>> BEGIN

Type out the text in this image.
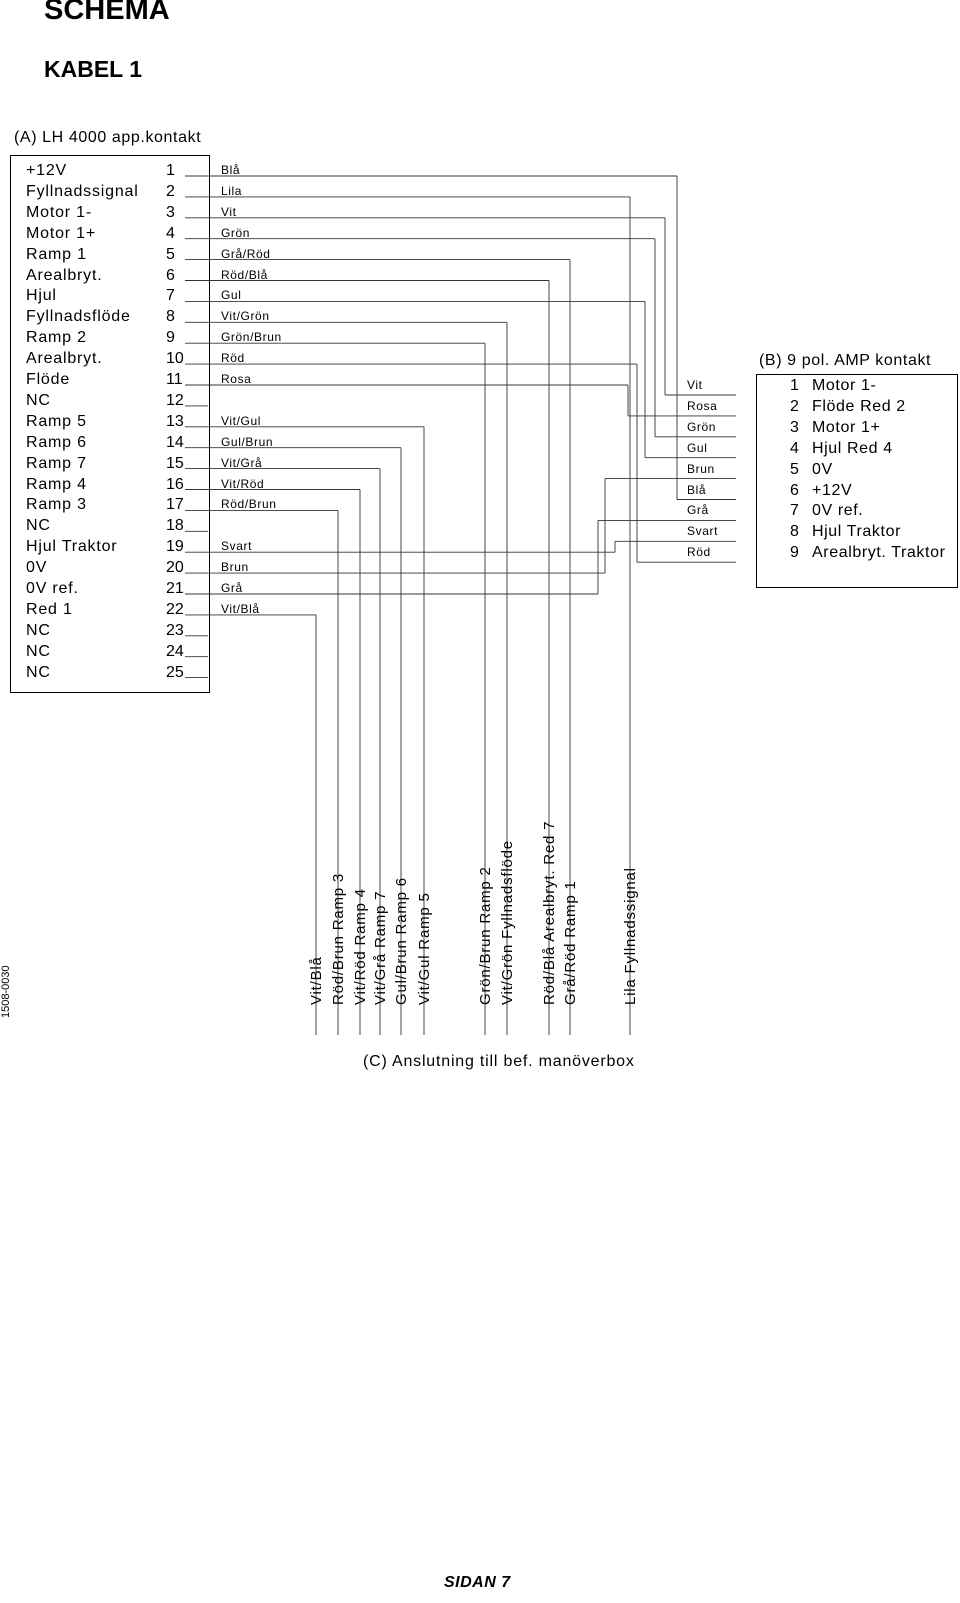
SCHEMA
KABEL 1
(A) LH 4000 app.kontakt
(B) 9 pol. AMP kontakt
(C) Anslutning till bef. manöverbox
1508-0030
SIDAN 7
+12V	1	Blå
Fyllnadssignal 2	Lila
Motor 1-	3	Vit
Motor 1+	4	Grön
Ramp 1	5	Grå/Röd
Arealbryt.	6	Röd/Blå
Hjul	7	Gul
Fyllnadsflöde 8	Vit/Grön
Ramp 2	9	Grön/Brun
Arealbryt.	10	Röd
Flöde	11	Rosa
NC	12
Ramp 5	13	Vit/Gul
Ramp 6	14	Gul/Brun
Ramp 7	15	Vit/Grå
Ramp 4	16	Vit/Röd
Ramp 3	17	Röd/Brun
NC	18
Hjul Traktor	19	Svart
0V	20	Brun
0V ref.	21	Grå
Red 1	22	Vit/Blå
NC	23
NC	24
NC	25
Vit
Rosa
Grön
Gul
Brun
Blå
Grå
Svart
Röd
1 Motor 1-
2 Flöde Red 2
3 Motor 1+
4 Hjul Red 4
5 0V
6 +12V
7 0V ref.
8 Hjul Traktor
9 Arealbryt. Traktor
Vit/Blå Röd/Brun Ramp 3 Vit/Röd Ramp 4 Vit/Grå Ramp 7 Gul/Brun Ramp 6 Vit/Gul Ramp 5	Grön/Brun Ramp 2 Vit/Grön Fyllnadsflöde Röd/Blå Arealbryt. Red 7 Grå/Röd Ramp 1	Lila Fyllnadssignal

>> END

▸ **Short task**
Using the material above, set down every line exactly, but skip the pictures.

▸ **Expected answer**
Type out the text in this image.
SCHEMA
KABEL 1
(A) LH 4000 app.kontakt
(B) 9 pol. AMP kontakt
(C) Anslutning till bef. manöverbox
1508-0030
SIDAN 7
+12V	1	Blå
Fyllnadssignal 2	Lila
Motor 1-	3	Vit
Motor 1+	4	Grön
Ramp 1	5	Grå/Röd
Arealbryt.	6	Röd/Blå
Hjul	7	Gul
Fyllnadsflöde 8	Vit/Grön
Ramp 2	9	Grön/Brun
Arealbryt.	10	Röd
Flöde	11	Rosa
NC	12
Ramp 5	13	Vit/Gul
Ramp 6	14	Gul/Brun
Ramp 7	15	Vit/Grå
Ramp 4	16	Vit/Röd
Ramp 3	17	Röd/Brun
NC	18
Hjul Traktor	19	Svart
0V	20	Brun
0V ref.	21	Grå
Red 1	22	Vit/Blå
NC	23
NC	24
NC	25
Vit
Rosa
Grön
Gul
Brun
Blå
Grå
Svart
Röd
1 Motor 1-
2 Flöde Red 2
3 Motor 1+
4 Hjul Red 4
5 0V
6 +12V
7 0V ref.
8 Hjul Traktor
9 Arealbryt. Traktor
Vit/Blå Röd/Brun Ramp 3 Vit/Röd Ramp 4 Vit/Grå Ramp 7 Gul/Brun Ramp 6 Vit/Gul Ramp 5	Grön/Brun Ramp 2 Vit/Grön Fyllnadsflöde Röd/Blå Arealbryt. Red 7 Grå/Röd Ramp 1	Lila Fyllnadssignal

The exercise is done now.